* Stated task *
Filter the entries that follow, copying every line in which the word "emblem" appears.

* Records *
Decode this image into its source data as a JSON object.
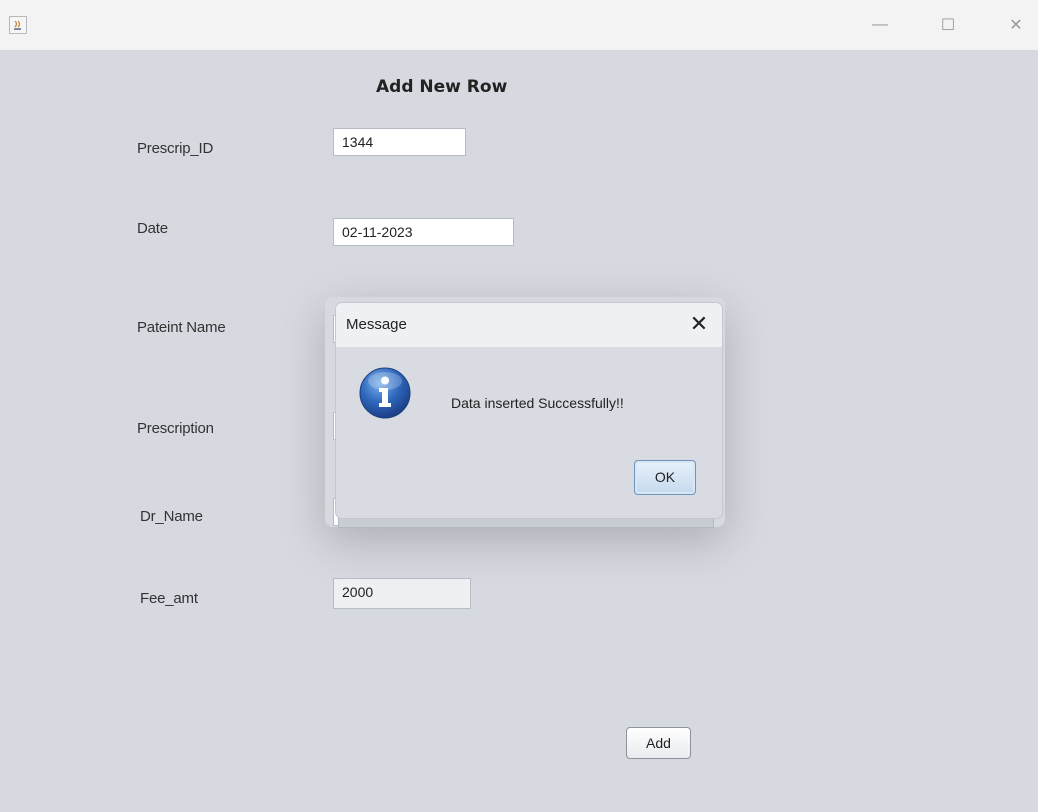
{
  "titlebar": {
    "icons": {
      "app": "java-cup-icon",
      "minimize": "minimize-icon",
      "maximize": "maximize-icon",
      "close": "close-icon"
    },
    "minimize_glyph": "—",
    "maximize_glyph": "☐",
    "close_glyph": "✕"
  },
  "form": {
    "heading": "Add New Row",
    "fields": [
      {
        "label": "Prescrip_ID",
        "value": "1344"
      },
      {
        "label": "Date",
        "value": "02-11-2023"
      },
      {
        "label": "Pateint Name",
        "value": ""
      },
      {
        "label": "Prescription",
        "value": ""
      },
      {
        "label": "Dr_Name",
        "value": ""
      },
      {
        "label": "Fee_amt",
        "value": "2000"
      }
    ],
    "add_label": "Add"
  },
  "dialog": {
    "title": "Message",
    "close_glyph": "✕",
    "message": "Data inserted Successfully!!",
    "ok_label": "OK",
    "icon": "info-icon",
    "colors": {
      "icon_blue": "#2a5fae",
      "ok_border": "#6f93bd"
    }
  },
  "colors": {
    "background": "#d6d9e0",
    "titlebar": "#f3f3f3"
  }
}
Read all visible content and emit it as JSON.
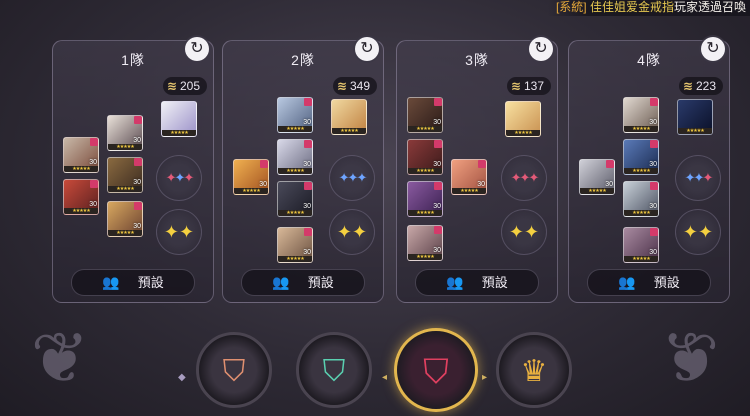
{
  "banner": {
    "tag": "[系統]",
    "player": "佳佳姐爱金戒指",
    "text": "玩家透過召喚"
  },
  "teams": [
    {
      "title": "1隊",
      "power": "205",
      "preset_label": "預設"
    },
    {
      "title": "2隊",
      "power": "349",
      "preset_label": "預設"
    },
    {
      "title": "3隊",
      "power": "137",
      "preset_label": "預設"
    },
    {
      "title": "4隊",
      "power": "223",
      "preset_label": "預設"
    }
  ],
  "portrait_level": "30",
  "icons": {
    "reset": "refresh-icon",
    "power": "combat-power-icon",
    "preset": "party-members-icon",
    "mode_1": "bronze-shield-emblem",
    "mode_2": "jade-shield-emblem",
    "mode_3": "crimson-shield-emblem",
    "mode_4": "gold-crown-emblem"
  },
  "colors": {
    "accent_gold": "#e8c870",
    "banner_tag": "#e6a93a",
    "banner_player": "#e6c850",
    "mode_selected_ring": "#e2b64e"
  }
}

* Exercise answer *
    "mode_1": "bronze-shield-emblem",
    "mode_2": "jade-shield-emblem",
    "mode_3": "crimson-shield-emblem",
    "mode_4": "gold-crown-emblem"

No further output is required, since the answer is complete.